• WHAT NEEDS TO BE DONE
Write out all of the data exactly as it appears.

• RECORD EXTRACTS
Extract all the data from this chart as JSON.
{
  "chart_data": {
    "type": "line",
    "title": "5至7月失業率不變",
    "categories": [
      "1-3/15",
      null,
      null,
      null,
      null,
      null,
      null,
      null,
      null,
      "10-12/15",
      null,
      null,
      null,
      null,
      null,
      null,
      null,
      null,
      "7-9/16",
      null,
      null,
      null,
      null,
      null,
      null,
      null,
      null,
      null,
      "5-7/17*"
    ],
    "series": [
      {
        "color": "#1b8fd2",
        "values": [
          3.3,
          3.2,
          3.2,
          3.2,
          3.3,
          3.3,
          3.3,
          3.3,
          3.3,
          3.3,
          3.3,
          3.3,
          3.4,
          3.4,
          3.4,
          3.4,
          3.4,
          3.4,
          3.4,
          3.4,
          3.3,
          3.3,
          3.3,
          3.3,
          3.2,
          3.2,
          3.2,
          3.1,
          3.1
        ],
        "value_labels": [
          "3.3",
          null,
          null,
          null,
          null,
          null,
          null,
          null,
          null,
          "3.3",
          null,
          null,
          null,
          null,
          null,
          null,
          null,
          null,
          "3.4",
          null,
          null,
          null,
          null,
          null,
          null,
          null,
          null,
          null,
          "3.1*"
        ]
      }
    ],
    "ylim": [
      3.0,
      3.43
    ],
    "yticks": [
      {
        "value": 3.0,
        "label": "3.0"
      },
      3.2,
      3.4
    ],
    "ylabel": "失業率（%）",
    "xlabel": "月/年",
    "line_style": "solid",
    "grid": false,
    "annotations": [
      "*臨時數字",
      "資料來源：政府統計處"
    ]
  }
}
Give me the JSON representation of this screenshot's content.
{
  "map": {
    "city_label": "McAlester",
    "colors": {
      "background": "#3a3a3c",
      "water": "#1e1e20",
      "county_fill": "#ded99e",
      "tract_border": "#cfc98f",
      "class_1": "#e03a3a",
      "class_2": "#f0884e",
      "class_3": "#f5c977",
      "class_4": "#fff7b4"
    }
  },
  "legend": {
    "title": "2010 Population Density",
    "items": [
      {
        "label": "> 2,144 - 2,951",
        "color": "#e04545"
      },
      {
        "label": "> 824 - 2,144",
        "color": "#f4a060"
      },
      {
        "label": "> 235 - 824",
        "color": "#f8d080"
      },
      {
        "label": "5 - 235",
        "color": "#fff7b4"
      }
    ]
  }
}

• REPLY TO THE TASK
Extract all the data from this chart as JSON.
{
  "chart_data": {
    "type": "line",
    "title": "5至7月失業率不變",
    "categories": [
      "1-3/15",
      null,
      null,
      null,
      null,
      null,
      null,
      null,
      null,
      "10-12/15",
      null,
      null,
      null,
      null,
      null,
      null,
      null,
      null,
      "7-9/16",
      null,
      null,
      null,
      null,
      null,
      null,
      null,
      null,
      null,
      "5-7/17*"
    ],
    "series": [
      {
        "color": "#1b8fd2",
        "values": [
          3.3,
          3.2,
          3.2,
          3.2,
          3.3,
          3.3,
          3.3,
          3.3,
          3.3,
          3.3,
          3.3,
          3.3,
          3.4,
          3.4,
          3.4,
          3.4,
          3.4,
          3.4,
          3.4,
          3.4,
          3.3,
          3.3,
          3.3,
          3.3,
          3.2,
          3.2,
          3.2,
          3.1,
          3.1
        ],
        "value_labels": [
          "3.3",
          null,
          null,
          null,
          null,
          null,
          null,
          null,
          null,
          "3.3",
          null,
          null,
          null,
          null,
          null,
          null,
          null,
          null,
          "3.4",
          null,
          null,
          null,
          null,
          null,
          null,
          null,
          null,
          null,
          "3.1*"
        ]
      }
    ],
    "ylim": [
      3.0,
      3.43
    ],
    "yticks": [
      {
        "value": 3.0,
        "label": "3.0"
      },
      3.2,
      3.4
    ],
    "ylabel": "失業率（%）",
    "xlabel": "月/年",
    "line_style": "solid",
    "grid": false,
    "annotations": [
      "*臨時數字",
      "資料來源：政府統計處"
    ]
  }
}
Give me the JSON representation of this screenshot's content.
{
  "map": {
    "city_label": "McAlester",
    "colors": {
      "background": "#3a3a3c",
      "water": "#1e1e20",
      "county_fill": "#ded99e",
      "tract_border": "#cfc98f",
      "class_1": "#e03a3a",
      "class_2": "#f0884e",
      "class_3": "#f5c977",
      "class_4": "#fff7b4"
    }
  },
  "legend": {
    "title": "2010 Population Density",
    "items": [
      {
        "label": "> 2,144 - 2,951",
        "color": "#e04545"
      },
      {
        "label": "> 824 - 2,144",
        "color": "#f4a060"
      },
      {
        "label": "> 235 - 824",
        "color": "#f8d080"
      },
      {
        "label": "5 - 235",
        "color": "#fff7b4"
      }
    ]
  }
}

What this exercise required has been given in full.